OBJECTIVE: Would you pull out every line of the material that contains the string "KRAKEN"?

DATA SUPPLIED:
-*-
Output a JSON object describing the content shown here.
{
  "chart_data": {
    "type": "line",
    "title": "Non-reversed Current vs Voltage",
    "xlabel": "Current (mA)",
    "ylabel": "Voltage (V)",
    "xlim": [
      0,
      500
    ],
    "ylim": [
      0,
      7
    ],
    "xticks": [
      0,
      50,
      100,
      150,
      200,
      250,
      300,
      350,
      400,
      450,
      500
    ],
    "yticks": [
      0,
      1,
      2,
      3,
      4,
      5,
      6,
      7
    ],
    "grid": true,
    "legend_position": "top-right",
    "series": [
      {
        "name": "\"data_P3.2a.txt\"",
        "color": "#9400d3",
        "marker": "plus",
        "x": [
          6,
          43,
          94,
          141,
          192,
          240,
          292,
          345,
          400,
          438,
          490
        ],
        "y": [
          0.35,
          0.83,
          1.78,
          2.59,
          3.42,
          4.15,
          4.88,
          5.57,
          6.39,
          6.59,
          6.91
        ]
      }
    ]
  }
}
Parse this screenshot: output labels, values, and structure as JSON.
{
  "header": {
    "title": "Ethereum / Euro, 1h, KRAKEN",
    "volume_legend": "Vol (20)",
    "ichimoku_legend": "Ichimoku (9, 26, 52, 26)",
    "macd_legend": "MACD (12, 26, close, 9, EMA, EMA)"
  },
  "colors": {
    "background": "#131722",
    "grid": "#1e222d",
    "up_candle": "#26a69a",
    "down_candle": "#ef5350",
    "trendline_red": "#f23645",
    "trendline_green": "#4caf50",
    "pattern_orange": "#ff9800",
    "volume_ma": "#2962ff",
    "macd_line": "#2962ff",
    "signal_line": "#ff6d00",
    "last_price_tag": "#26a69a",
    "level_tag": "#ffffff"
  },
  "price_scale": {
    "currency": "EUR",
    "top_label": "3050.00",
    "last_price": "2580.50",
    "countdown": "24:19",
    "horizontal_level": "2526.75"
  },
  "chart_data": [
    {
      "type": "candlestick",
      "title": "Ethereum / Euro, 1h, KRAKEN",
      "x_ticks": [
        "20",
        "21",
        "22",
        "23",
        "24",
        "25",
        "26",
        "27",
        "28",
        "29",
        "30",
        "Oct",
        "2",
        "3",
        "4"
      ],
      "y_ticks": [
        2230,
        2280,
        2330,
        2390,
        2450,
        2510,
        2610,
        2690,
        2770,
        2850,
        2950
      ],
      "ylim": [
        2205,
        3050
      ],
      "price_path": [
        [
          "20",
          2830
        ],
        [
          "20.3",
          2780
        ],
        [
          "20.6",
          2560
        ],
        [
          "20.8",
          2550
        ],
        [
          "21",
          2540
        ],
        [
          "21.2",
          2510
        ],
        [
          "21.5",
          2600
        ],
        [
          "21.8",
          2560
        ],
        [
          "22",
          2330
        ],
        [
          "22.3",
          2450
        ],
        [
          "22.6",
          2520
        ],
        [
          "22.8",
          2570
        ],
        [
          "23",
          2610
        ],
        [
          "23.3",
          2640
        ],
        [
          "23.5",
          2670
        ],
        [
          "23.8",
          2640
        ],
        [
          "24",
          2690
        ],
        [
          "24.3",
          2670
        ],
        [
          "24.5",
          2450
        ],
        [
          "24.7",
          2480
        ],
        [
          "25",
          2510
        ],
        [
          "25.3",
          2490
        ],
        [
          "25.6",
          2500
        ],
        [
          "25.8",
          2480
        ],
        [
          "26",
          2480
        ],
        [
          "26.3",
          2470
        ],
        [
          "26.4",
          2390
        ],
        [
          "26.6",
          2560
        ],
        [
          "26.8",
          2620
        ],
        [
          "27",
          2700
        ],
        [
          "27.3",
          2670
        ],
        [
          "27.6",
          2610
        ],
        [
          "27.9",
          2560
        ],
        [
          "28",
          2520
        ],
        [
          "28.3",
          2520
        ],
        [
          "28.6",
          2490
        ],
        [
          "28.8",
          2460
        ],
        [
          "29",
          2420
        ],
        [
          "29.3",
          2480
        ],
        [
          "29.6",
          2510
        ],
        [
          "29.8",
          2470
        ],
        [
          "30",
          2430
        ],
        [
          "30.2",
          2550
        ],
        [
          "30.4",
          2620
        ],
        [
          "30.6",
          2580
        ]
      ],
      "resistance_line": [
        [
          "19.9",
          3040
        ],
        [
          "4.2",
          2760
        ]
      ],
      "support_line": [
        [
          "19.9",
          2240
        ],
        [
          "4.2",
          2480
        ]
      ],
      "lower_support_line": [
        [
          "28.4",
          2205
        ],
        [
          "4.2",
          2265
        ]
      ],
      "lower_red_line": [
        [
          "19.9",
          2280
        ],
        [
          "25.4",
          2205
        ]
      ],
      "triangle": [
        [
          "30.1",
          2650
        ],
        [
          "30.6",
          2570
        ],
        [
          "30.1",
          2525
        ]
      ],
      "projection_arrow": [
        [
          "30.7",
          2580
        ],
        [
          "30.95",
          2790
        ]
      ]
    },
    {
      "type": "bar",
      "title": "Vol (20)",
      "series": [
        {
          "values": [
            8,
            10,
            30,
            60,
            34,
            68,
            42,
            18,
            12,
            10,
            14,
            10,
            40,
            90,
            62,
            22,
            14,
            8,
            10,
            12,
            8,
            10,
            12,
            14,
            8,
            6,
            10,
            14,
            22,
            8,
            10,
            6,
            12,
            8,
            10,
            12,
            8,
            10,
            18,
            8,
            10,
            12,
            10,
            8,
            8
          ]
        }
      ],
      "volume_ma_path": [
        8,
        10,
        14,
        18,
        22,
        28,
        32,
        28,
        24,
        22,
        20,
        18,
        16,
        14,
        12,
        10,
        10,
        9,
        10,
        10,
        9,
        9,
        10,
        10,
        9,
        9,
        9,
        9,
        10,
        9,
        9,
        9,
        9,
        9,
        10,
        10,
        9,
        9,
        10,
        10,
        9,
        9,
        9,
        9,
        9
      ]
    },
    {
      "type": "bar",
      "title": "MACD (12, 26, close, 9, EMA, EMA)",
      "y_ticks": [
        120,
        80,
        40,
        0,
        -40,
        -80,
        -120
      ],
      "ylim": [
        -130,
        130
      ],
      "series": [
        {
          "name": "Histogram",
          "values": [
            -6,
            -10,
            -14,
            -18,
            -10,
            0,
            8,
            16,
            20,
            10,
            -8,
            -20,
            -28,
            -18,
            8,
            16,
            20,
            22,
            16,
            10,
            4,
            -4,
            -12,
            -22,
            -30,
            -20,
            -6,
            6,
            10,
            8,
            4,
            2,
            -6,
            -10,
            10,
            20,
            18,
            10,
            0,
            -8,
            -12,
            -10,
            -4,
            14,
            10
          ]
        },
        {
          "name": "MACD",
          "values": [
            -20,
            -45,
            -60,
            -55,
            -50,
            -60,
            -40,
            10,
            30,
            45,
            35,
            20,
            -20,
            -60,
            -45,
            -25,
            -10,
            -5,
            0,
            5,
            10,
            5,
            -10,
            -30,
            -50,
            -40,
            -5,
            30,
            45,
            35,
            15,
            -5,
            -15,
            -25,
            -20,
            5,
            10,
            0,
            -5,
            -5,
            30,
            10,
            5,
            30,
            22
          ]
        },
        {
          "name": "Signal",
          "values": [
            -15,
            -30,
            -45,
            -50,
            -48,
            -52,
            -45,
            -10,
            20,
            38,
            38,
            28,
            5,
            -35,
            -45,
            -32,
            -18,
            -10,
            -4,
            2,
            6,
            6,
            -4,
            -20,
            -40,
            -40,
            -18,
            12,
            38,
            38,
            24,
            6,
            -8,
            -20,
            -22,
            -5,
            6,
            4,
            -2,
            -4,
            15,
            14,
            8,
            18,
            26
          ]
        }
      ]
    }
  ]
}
-*-
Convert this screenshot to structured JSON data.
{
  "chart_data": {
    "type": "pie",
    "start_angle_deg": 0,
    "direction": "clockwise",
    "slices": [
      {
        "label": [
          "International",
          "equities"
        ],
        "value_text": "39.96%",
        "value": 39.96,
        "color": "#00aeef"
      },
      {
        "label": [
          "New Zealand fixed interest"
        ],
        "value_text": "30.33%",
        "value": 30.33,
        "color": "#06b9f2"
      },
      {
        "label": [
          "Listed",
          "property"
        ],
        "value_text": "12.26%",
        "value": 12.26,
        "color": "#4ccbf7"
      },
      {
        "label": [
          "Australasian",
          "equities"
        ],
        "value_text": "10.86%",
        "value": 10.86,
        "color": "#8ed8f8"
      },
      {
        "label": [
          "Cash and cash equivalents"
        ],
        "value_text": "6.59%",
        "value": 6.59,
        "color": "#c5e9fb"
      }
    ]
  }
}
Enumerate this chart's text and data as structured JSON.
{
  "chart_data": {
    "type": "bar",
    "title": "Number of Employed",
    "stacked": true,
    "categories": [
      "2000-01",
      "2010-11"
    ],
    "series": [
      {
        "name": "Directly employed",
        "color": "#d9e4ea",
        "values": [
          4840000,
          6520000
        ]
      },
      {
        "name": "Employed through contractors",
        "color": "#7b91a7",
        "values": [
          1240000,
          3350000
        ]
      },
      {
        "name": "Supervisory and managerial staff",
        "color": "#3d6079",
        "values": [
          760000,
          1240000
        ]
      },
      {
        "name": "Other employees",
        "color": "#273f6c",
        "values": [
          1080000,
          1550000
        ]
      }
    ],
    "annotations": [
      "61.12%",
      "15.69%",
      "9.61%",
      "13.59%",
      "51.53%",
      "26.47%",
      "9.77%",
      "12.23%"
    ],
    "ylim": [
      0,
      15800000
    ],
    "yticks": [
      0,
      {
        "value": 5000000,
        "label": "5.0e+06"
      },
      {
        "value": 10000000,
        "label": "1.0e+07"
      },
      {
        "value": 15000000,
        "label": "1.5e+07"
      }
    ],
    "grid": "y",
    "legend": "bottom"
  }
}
-*-
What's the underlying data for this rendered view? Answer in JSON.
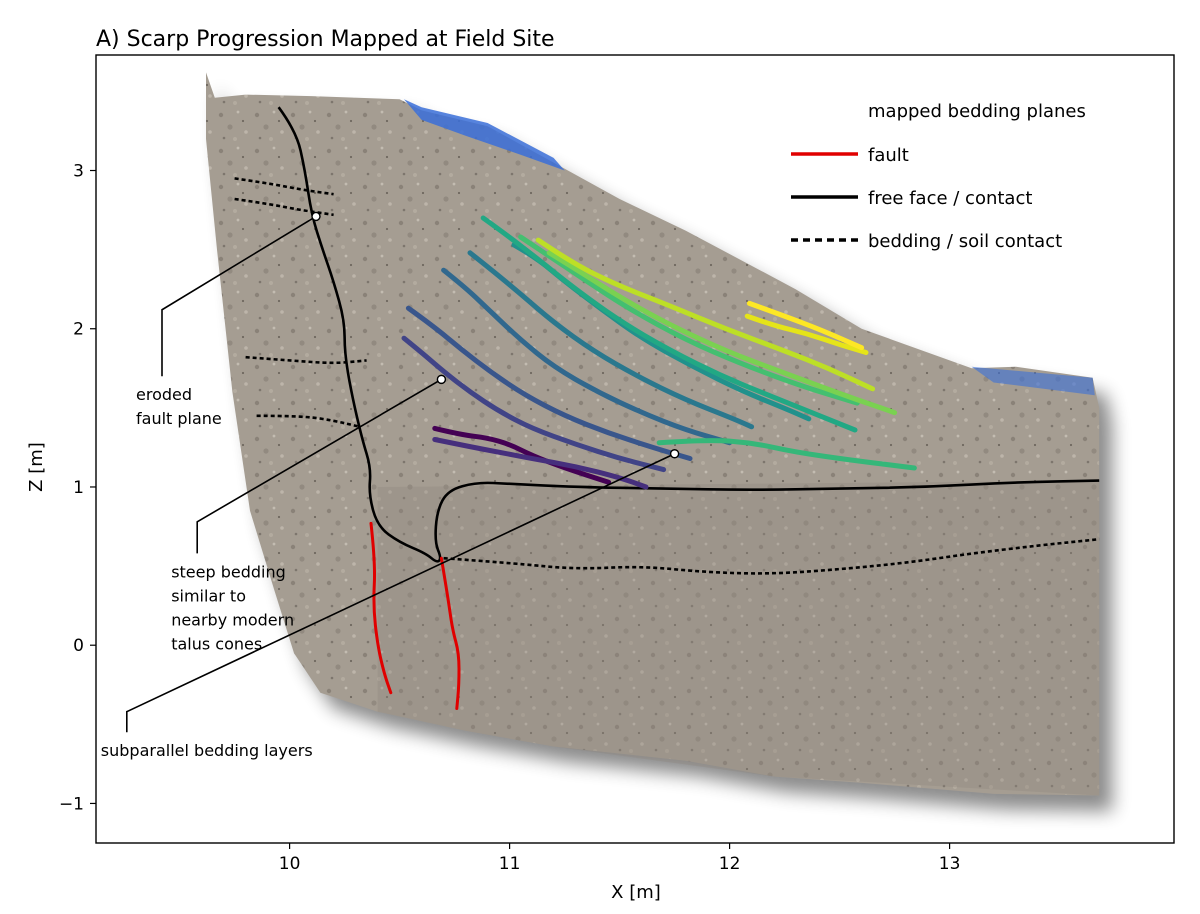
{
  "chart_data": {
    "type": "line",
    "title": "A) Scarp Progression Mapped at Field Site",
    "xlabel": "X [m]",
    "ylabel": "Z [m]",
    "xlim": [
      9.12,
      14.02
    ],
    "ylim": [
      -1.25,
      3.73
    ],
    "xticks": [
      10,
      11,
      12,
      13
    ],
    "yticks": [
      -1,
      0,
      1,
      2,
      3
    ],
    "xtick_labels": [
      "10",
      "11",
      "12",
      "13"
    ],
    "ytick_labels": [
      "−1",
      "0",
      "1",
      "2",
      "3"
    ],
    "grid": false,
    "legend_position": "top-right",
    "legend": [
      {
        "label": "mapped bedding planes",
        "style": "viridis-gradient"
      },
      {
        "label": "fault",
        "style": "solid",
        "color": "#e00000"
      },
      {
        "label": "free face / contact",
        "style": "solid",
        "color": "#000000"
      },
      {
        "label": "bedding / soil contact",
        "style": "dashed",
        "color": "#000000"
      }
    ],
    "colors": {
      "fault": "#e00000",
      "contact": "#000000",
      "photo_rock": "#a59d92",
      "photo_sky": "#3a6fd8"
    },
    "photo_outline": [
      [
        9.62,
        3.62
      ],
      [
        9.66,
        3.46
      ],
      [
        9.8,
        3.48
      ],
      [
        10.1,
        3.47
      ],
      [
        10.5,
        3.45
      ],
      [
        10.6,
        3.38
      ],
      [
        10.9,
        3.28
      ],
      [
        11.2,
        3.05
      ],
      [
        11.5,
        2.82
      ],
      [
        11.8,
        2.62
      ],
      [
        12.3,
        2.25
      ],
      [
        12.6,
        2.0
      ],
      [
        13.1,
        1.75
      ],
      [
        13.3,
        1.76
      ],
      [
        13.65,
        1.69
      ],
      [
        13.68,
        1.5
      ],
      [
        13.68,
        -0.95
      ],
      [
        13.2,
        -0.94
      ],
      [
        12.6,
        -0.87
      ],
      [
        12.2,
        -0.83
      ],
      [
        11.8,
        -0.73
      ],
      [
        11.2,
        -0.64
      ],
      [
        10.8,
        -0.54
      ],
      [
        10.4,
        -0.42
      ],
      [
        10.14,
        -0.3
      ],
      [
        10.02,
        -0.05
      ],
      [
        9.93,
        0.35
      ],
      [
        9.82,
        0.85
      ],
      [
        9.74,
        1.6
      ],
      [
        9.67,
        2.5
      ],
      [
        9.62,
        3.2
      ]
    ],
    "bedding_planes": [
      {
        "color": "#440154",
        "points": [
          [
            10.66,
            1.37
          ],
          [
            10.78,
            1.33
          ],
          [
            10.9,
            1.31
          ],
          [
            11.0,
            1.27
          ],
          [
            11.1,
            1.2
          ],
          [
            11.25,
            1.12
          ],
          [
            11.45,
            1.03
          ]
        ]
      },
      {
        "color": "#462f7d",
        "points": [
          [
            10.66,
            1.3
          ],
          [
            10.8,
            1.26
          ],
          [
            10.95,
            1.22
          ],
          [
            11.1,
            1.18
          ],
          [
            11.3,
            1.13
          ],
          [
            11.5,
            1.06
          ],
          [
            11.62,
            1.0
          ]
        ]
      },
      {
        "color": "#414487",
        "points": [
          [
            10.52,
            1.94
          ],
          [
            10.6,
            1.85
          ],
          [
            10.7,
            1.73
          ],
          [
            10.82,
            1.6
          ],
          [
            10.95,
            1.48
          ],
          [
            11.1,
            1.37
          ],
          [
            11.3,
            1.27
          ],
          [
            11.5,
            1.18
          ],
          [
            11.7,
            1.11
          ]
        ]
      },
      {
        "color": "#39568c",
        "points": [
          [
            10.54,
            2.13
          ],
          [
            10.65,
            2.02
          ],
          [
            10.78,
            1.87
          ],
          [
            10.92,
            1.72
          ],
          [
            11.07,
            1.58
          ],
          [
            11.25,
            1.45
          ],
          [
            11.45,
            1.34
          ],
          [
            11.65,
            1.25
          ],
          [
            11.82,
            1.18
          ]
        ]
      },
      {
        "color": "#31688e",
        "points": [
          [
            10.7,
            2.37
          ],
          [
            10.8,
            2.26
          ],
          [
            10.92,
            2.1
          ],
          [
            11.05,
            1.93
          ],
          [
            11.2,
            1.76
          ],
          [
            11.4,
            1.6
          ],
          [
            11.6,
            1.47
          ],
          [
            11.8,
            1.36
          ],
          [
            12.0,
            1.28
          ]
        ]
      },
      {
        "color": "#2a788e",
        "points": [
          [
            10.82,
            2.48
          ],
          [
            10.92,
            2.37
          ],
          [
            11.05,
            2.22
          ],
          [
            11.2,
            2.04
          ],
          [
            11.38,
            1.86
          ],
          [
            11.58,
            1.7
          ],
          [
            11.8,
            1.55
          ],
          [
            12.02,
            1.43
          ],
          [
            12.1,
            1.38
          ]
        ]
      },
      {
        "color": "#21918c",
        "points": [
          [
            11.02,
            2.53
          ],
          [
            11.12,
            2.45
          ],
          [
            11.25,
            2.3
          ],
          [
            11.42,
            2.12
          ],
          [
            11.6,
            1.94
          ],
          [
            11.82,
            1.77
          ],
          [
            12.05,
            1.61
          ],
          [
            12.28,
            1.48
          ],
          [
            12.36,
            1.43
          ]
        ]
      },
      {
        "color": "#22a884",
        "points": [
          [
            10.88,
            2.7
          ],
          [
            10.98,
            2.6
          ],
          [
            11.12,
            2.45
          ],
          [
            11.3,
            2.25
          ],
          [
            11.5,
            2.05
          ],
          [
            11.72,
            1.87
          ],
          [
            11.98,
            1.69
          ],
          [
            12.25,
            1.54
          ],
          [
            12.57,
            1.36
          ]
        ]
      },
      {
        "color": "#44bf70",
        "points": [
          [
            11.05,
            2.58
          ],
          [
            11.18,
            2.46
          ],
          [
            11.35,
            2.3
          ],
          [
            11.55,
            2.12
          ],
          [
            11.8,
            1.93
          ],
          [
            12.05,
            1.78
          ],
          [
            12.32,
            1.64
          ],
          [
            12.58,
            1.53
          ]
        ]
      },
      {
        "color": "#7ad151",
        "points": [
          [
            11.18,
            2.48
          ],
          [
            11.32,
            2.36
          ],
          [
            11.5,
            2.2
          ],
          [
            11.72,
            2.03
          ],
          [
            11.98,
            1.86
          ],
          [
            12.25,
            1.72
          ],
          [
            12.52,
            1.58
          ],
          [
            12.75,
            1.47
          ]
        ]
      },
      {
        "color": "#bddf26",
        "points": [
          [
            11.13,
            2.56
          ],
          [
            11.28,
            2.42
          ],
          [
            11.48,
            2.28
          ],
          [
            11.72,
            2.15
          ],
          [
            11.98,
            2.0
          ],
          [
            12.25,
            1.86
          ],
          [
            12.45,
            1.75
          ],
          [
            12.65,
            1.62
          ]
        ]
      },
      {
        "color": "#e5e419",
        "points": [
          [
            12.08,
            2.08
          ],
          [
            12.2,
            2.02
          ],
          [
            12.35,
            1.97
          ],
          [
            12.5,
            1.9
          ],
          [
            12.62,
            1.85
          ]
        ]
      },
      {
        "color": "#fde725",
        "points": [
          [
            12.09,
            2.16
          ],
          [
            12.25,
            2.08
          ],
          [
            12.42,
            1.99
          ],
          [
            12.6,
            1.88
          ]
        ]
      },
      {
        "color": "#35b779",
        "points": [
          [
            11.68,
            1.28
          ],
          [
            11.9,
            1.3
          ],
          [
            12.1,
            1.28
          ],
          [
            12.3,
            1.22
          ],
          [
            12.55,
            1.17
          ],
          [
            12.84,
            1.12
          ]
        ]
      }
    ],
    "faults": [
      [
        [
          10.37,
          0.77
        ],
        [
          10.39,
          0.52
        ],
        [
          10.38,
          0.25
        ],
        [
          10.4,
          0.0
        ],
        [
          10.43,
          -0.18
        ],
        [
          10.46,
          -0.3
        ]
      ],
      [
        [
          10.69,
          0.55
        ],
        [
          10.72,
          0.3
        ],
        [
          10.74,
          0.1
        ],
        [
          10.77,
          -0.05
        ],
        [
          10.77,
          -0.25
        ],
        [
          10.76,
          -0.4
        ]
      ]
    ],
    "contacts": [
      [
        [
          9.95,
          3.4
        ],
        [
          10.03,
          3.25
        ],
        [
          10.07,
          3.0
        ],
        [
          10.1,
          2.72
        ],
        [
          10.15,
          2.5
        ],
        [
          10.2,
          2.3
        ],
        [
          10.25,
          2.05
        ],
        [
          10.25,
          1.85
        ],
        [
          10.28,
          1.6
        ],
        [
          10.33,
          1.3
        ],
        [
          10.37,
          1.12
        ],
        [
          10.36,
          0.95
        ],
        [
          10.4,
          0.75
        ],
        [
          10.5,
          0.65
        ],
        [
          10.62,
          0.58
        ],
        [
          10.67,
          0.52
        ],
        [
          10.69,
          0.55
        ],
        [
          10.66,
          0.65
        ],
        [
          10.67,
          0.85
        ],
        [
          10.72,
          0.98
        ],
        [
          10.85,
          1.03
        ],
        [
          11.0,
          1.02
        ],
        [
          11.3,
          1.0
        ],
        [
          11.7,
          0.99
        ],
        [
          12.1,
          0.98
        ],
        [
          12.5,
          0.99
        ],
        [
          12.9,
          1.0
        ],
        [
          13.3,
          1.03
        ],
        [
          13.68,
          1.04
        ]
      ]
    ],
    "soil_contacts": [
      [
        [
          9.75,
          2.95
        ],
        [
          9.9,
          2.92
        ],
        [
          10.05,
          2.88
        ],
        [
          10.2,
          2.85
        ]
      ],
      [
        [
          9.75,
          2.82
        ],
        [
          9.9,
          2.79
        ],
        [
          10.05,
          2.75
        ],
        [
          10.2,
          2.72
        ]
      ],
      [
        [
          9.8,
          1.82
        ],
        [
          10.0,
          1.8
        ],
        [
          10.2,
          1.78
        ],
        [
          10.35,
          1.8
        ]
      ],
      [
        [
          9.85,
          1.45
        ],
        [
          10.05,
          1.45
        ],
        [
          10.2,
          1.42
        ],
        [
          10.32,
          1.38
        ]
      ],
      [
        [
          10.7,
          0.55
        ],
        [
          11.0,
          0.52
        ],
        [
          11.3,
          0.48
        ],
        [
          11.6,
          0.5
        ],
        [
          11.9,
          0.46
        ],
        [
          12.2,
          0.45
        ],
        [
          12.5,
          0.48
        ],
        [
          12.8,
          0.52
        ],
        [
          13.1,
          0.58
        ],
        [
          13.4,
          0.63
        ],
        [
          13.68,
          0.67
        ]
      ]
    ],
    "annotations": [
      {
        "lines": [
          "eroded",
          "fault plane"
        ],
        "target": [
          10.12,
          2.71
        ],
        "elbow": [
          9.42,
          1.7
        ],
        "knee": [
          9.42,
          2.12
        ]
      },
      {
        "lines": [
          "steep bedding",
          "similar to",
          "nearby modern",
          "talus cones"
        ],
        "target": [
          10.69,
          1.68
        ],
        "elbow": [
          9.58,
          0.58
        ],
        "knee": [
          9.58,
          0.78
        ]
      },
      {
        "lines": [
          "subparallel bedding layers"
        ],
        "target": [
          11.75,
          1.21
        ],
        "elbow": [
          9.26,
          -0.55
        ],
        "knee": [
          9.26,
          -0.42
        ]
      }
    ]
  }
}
-*-
SOLUTION FOR THIS EXERCISE:
    "title": "Ethereum / Euro, 1h, KRAKEN",
      "title": "Ethereum / Euro, 1h, KRAKEN",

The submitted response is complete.